# Given request:
Go through the listing and return every line with "Temperature" in it.

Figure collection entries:
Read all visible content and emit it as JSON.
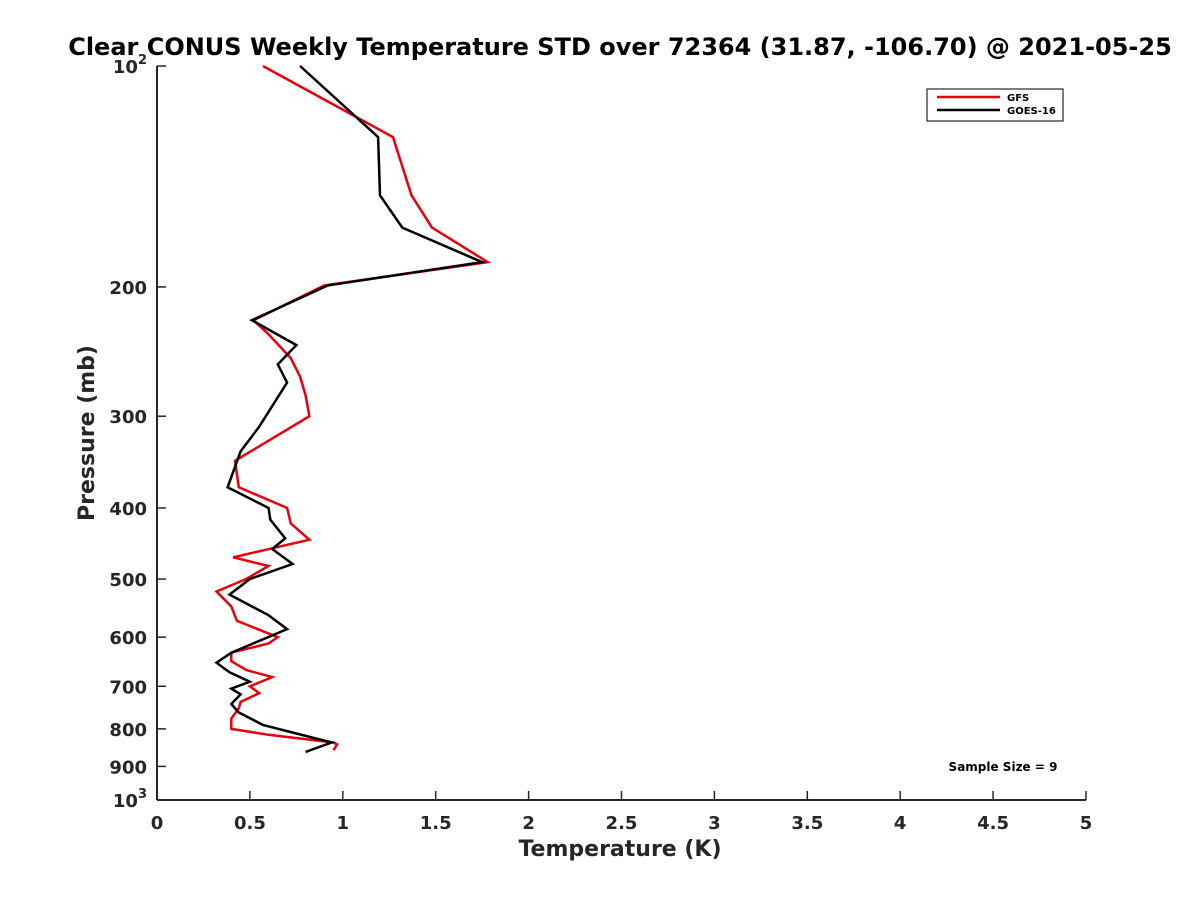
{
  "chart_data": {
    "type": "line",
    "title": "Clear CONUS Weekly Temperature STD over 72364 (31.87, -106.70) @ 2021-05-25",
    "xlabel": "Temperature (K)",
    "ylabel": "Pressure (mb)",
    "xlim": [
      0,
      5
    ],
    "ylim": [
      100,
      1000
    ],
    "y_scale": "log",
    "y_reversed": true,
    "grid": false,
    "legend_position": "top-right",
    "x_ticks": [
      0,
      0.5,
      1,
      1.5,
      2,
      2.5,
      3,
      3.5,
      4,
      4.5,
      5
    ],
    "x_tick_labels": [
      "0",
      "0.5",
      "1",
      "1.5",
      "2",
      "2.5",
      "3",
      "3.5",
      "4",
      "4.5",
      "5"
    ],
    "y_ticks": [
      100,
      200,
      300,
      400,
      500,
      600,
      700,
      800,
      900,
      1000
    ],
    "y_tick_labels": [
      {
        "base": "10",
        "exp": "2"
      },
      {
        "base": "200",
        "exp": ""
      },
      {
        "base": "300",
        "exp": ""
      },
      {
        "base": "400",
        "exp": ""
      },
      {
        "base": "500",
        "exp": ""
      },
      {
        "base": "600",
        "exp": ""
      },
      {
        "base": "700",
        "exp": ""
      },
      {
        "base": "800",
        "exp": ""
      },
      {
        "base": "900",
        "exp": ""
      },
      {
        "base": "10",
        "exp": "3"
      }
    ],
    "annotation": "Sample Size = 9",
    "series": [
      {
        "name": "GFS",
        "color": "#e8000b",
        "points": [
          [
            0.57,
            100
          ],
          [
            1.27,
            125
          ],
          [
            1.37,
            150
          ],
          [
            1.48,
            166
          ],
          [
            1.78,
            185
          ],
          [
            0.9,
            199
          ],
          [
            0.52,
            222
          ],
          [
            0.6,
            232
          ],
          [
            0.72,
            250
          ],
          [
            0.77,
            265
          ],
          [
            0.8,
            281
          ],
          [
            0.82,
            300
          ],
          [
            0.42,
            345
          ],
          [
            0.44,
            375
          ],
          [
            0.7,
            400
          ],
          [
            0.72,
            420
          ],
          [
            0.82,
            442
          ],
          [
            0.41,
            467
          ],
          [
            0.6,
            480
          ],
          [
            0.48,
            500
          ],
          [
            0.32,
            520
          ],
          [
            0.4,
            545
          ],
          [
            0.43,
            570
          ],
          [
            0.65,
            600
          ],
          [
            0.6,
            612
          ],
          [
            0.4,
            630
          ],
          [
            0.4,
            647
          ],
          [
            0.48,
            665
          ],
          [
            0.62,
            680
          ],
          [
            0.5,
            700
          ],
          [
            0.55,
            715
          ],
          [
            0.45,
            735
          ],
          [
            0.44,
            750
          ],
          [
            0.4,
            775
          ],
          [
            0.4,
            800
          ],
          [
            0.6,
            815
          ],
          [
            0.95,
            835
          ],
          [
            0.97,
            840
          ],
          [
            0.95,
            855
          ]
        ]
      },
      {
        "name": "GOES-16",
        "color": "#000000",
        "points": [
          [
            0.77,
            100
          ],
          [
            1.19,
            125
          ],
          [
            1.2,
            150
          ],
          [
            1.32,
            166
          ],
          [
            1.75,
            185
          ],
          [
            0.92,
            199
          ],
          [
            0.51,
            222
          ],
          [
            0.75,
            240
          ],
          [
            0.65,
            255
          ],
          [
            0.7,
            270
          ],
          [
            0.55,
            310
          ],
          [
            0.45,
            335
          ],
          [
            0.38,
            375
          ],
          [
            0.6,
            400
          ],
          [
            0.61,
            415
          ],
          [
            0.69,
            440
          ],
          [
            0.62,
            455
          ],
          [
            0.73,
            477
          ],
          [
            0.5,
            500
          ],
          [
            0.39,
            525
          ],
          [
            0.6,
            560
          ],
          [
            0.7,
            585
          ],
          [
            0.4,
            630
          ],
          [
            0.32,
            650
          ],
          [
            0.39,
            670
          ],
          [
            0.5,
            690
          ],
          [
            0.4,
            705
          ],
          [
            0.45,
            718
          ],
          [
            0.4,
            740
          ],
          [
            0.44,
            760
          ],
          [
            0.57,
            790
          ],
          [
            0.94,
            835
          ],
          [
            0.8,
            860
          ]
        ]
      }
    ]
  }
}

==

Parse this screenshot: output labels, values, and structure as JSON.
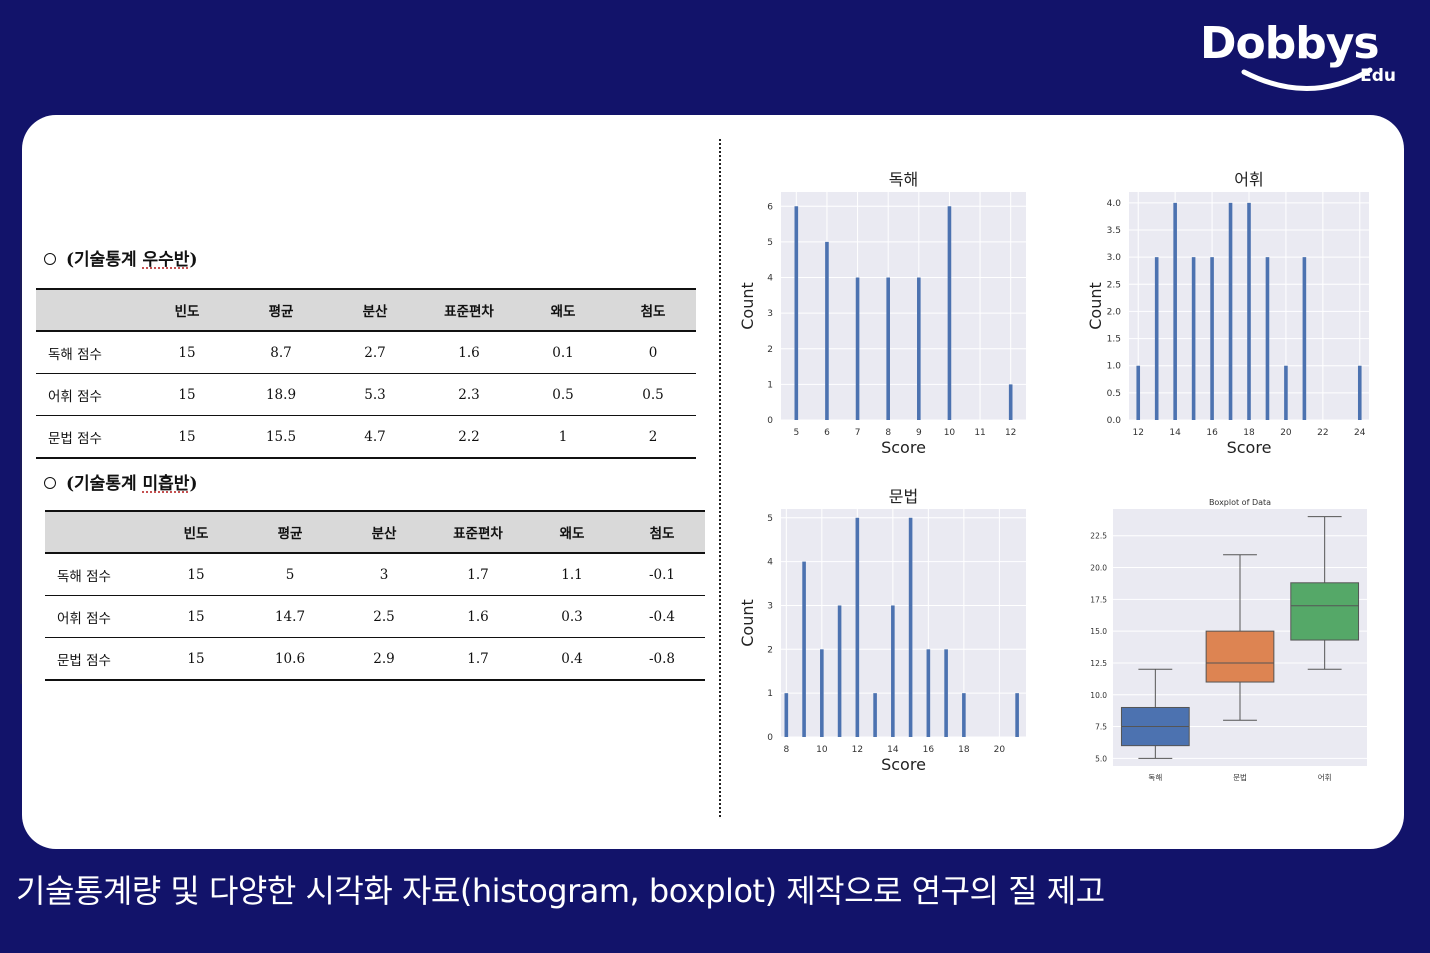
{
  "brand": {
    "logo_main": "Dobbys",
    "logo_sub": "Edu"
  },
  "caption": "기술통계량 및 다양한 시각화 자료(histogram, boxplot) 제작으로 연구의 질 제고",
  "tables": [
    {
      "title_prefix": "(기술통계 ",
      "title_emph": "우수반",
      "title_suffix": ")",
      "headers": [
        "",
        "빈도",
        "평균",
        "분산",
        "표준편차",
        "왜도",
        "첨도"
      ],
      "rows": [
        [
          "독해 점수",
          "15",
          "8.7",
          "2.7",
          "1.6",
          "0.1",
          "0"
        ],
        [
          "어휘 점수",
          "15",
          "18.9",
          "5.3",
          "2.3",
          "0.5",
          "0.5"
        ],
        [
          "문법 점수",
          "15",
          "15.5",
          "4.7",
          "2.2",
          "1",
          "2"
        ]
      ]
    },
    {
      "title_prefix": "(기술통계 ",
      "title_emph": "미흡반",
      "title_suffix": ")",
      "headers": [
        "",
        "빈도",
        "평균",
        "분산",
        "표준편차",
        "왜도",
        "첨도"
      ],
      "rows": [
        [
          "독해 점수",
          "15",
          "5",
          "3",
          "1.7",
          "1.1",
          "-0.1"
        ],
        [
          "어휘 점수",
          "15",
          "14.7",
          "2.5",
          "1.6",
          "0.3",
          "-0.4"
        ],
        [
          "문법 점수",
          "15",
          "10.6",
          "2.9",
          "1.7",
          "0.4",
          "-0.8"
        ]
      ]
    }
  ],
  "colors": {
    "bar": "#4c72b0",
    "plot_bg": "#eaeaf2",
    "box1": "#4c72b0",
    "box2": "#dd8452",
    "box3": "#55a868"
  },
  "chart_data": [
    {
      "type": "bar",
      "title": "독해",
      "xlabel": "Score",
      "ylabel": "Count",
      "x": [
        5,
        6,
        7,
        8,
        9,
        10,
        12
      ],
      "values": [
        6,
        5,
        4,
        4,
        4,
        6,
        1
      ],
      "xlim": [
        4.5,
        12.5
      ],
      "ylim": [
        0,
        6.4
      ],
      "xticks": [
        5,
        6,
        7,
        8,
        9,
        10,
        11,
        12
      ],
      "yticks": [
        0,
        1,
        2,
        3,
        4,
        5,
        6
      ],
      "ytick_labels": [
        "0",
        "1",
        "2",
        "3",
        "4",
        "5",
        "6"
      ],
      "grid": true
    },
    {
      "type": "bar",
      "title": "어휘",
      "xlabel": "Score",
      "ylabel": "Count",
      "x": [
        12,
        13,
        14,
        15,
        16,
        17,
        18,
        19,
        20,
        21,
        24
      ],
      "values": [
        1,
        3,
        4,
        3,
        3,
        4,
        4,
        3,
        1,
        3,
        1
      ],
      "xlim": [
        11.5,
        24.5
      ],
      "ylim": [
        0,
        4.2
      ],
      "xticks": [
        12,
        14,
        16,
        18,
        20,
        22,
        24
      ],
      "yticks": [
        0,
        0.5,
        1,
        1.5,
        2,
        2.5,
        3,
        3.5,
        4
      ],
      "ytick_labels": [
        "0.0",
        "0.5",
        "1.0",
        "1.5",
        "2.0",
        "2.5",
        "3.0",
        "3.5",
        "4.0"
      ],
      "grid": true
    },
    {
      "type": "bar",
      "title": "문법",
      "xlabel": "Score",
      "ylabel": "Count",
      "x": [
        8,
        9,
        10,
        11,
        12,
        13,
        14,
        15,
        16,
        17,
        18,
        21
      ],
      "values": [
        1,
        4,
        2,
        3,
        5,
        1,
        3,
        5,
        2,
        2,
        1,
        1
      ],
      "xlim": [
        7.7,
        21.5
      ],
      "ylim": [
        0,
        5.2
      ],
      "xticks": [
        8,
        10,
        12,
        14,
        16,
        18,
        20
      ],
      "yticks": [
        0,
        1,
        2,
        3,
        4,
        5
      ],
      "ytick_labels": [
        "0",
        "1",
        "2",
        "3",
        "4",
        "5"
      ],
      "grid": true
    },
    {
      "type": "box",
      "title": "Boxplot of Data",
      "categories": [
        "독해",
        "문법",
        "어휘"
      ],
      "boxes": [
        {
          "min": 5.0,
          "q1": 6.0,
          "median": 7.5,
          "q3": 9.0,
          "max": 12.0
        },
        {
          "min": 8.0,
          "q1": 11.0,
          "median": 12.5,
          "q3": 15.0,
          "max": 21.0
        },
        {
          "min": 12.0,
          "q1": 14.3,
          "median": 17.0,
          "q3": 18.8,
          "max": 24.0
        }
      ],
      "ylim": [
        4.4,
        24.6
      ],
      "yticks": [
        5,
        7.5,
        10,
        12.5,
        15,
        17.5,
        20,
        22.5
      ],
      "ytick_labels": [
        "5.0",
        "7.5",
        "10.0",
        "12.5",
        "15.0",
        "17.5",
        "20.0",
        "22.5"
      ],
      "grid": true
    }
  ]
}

# Task answer:
    "title": "Clear CONUS Weekly Temperature STD over 72364 (31.87, -106.70) @ 2021-05-25",
    "xlabel": "Temperature (K)",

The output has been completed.